**Material for this exercise**
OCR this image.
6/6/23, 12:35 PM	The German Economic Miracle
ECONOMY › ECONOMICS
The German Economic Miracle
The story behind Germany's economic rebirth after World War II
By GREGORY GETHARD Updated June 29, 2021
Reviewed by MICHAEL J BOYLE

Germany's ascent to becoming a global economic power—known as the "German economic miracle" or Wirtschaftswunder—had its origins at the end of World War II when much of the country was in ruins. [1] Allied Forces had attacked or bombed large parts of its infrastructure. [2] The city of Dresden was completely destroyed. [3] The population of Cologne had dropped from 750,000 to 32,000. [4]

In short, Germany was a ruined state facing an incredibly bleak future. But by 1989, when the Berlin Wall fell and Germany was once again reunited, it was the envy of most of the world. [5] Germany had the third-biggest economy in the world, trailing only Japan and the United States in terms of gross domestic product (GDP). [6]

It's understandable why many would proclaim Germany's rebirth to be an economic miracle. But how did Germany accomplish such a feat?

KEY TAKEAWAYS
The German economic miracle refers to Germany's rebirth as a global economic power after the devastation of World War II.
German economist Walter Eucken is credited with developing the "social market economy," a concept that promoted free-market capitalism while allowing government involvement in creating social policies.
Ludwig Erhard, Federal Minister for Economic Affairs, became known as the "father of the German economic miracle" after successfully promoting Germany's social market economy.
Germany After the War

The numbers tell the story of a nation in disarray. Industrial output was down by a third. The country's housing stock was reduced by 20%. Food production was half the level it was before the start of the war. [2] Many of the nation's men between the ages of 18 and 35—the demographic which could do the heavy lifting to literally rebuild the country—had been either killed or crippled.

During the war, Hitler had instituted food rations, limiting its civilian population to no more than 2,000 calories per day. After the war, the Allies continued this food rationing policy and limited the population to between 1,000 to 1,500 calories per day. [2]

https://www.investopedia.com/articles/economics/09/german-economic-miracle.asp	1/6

**Requirement**
Reproduce the material above, every line of it, exactly.

**Output**
OCR this image.
6/6/23, 12:35 PM	The German Economic Miracle
ECONOMY › ECONOMICS
The German Economic Miracle
The story behind Germany's economic rebirth after World War II
By GREGORY GETHARD Updated June 29, 2021
Reviewed by MICHAEL J BOYLE

Germany's ascent to becoming a global economic power—known as the "German economic miracle" or Wirtschaftswunder—had its origins at the end of World War II when much of the country was in ruins. [1] Allied Forces had attacked or bombed large parts of its infrastructure. [2] The city of Dresden was completely destroyed. [3] The population of Cologne had dropped from 750,000 to 32,000. [4]

In short, Germany was a ruined state facing an incredibly bleak future. But by 1989, when the Berlin Wall fell and Germany was once again reunited, it was the envy of most of the world. [5] Germany had the third-biggest economy in the world, trailing only Japan and the United States in terms of gross domestic product (GDP). [6]

It's understandable why many would proclaim Germany's rebirth to be an economic miracle. But how did Germany accomplish such a feat?

KEY TAKEAWAYS
The German economic miracle refers to Germany's rebirth as a global economic power after the devastation of World War II.
German economist Walter Eucken is credited with developing the "social market economy," a concept that promoted free-market capitalism while allowing government involvement in creating social policies.
Ludwig Erhard, Federal Minister for Economic Affairs, became known as the "father of the German economic miracle" after successfully promoting Germany's social market economy.
Germany After the War

The numbers tell the story of a nation in disarray. Industrial output was down by a third. The country's housing stock was reduced by 20%. Food production was half the level it was before the start of the war. [2] Many of the nation's men between the ages of 18 and 35—the demographic which could do the heavy lifting to literally rebuild the country—had been either killed or crippled.

During the war, Hitler had instituted food rations, limiting its civilian population to no more than 2,000 calories per day. After the war, the Allies continued this food rationing policy and limited the population to between 1,000 to 1,500 calories per day. [2]

https://www.investopedia.com/articles/economics/09/german-economic-miracle.asp	1/6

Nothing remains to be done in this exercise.